● **Written request**: Find and copy each line of the records where the string "Master" shows up.
────────
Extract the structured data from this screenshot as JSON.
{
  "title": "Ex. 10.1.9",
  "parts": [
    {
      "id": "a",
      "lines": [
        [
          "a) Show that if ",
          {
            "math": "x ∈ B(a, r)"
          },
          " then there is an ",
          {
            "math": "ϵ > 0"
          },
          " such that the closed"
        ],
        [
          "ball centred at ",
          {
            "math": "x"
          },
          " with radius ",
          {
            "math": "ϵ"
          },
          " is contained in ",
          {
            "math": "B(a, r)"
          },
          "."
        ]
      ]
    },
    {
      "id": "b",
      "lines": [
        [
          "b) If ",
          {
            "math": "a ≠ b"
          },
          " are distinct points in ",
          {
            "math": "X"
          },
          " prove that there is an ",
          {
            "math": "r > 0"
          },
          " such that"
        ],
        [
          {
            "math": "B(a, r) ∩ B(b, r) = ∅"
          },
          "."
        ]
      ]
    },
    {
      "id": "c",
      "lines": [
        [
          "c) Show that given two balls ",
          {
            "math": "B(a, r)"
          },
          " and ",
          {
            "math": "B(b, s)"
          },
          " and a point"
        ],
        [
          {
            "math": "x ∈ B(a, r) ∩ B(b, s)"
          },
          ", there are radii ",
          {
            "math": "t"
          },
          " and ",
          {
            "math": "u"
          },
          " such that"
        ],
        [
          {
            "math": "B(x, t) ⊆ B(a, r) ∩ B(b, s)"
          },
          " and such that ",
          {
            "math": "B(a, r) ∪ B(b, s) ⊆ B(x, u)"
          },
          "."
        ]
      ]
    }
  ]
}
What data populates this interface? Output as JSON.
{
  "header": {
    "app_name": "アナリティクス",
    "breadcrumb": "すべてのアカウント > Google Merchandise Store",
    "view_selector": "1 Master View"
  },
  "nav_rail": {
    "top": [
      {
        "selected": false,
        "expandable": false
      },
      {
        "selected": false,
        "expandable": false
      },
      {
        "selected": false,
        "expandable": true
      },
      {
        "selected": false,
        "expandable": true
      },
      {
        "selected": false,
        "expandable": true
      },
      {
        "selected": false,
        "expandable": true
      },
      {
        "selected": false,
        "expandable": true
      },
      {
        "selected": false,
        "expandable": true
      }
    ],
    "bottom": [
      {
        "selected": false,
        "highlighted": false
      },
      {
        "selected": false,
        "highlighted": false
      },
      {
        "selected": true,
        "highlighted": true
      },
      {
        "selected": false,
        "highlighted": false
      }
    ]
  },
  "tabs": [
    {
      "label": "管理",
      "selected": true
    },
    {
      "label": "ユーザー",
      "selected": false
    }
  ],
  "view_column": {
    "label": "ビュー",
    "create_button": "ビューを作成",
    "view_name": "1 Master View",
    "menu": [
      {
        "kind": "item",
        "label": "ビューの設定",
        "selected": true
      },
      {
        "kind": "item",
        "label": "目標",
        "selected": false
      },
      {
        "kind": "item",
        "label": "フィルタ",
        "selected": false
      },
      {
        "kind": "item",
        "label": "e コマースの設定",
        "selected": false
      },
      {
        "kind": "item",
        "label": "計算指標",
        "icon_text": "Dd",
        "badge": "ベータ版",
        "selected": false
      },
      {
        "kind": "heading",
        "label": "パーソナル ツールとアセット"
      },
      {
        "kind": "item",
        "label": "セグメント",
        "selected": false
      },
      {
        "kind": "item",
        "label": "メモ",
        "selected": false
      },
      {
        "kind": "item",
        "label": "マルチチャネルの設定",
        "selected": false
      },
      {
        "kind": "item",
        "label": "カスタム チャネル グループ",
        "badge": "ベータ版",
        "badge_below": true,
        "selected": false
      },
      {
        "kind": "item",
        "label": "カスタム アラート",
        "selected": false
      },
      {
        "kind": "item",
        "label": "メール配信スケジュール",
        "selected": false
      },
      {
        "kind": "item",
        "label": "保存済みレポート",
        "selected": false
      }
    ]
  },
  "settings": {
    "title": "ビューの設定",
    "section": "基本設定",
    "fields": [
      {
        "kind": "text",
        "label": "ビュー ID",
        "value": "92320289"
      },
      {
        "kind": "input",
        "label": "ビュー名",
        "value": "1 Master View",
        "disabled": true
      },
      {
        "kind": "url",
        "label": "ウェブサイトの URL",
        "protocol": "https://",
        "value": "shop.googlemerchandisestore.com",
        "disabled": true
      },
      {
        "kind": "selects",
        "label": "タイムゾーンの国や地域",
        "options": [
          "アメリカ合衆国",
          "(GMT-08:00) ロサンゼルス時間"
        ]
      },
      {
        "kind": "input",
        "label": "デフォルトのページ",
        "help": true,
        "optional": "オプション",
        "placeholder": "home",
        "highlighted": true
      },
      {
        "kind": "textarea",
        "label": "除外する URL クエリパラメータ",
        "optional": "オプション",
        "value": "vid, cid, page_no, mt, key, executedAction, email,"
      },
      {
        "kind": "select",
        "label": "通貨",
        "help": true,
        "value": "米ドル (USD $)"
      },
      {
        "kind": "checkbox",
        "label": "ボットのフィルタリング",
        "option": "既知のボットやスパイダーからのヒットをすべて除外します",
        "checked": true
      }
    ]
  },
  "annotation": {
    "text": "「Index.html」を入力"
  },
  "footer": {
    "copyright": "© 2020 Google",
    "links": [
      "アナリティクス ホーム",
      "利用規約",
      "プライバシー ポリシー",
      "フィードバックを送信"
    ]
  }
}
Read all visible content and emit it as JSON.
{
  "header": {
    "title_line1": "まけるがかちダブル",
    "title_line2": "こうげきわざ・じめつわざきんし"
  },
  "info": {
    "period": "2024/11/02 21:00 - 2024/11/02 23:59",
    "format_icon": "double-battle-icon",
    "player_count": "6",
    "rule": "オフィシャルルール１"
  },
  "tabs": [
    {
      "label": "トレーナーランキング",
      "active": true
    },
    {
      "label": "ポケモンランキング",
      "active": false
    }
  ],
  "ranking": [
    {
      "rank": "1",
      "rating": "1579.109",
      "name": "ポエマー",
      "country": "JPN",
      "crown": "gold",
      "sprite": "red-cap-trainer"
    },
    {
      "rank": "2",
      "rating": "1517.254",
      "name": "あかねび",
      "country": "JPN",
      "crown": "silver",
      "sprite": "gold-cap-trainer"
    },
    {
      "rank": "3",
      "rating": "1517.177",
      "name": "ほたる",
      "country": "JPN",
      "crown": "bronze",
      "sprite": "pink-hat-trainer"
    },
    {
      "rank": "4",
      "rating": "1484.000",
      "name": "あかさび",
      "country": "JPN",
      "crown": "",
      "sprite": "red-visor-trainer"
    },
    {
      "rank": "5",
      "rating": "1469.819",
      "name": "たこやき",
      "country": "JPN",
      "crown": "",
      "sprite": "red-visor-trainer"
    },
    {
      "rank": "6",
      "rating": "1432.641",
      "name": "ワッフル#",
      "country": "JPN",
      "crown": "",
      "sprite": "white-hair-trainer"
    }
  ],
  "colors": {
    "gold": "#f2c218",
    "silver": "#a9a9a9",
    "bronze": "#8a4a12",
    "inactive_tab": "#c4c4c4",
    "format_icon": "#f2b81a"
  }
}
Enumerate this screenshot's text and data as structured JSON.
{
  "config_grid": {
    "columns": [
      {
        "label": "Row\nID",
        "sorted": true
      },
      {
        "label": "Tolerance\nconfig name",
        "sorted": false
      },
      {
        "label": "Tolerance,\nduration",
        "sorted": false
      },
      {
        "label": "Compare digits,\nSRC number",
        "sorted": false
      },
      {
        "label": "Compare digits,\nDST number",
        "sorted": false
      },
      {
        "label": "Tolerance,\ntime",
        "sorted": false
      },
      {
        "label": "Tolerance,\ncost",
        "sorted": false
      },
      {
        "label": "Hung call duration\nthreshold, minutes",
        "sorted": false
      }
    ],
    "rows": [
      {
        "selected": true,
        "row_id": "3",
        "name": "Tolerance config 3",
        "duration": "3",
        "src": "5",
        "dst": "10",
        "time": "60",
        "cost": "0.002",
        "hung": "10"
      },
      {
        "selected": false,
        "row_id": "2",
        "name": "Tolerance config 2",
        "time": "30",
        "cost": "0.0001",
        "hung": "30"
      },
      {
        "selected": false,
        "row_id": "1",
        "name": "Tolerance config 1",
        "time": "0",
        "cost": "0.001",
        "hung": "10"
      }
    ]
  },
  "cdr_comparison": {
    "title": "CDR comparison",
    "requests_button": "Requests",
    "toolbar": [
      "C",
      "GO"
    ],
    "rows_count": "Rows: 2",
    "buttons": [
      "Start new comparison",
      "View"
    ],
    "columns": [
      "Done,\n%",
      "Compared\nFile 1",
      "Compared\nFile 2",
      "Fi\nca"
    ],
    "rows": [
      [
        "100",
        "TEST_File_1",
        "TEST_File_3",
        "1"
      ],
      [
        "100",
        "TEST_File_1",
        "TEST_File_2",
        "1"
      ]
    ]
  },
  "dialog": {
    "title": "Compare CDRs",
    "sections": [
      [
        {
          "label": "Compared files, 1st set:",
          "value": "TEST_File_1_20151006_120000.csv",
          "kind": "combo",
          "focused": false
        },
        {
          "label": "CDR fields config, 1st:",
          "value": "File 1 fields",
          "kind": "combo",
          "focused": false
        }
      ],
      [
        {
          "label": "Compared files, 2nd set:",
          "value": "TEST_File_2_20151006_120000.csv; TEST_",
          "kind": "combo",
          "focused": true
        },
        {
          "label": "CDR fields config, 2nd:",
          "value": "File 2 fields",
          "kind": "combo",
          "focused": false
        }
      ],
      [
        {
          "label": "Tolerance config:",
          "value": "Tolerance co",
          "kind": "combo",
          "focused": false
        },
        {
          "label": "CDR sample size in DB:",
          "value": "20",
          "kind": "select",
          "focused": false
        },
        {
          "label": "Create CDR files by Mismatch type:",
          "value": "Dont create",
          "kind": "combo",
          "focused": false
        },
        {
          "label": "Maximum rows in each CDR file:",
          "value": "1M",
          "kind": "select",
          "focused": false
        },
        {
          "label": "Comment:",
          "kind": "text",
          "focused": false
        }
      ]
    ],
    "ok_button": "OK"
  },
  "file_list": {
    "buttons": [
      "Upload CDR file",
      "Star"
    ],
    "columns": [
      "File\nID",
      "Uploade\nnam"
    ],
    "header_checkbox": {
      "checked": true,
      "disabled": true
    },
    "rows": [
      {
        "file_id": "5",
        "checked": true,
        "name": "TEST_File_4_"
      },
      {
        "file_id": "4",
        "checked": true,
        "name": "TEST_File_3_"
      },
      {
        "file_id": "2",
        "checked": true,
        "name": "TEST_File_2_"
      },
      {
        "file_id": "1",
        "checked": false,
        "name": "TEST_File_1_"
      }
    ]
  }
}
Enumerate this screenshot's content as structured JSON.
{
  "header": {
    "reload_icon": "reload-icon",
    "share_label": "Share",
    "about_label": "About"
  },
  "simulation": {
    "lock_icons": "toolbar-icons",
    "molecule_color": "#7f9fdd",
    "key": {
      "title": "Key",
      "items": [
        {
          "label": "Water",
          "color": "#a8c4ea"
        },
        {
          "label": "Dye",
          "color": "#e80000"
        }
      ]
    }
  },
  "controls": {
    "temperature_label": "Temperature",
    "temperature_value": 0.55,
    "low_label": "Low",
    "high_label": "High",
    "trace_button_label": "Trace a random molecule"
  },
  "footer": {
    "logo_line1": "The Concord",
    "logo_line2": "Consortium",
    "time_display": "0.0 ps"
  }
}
────────
● **Task response**:
    "view_selector": "1 Master View"
    "view_name": "1 Master View",
        "value": "1 Master View",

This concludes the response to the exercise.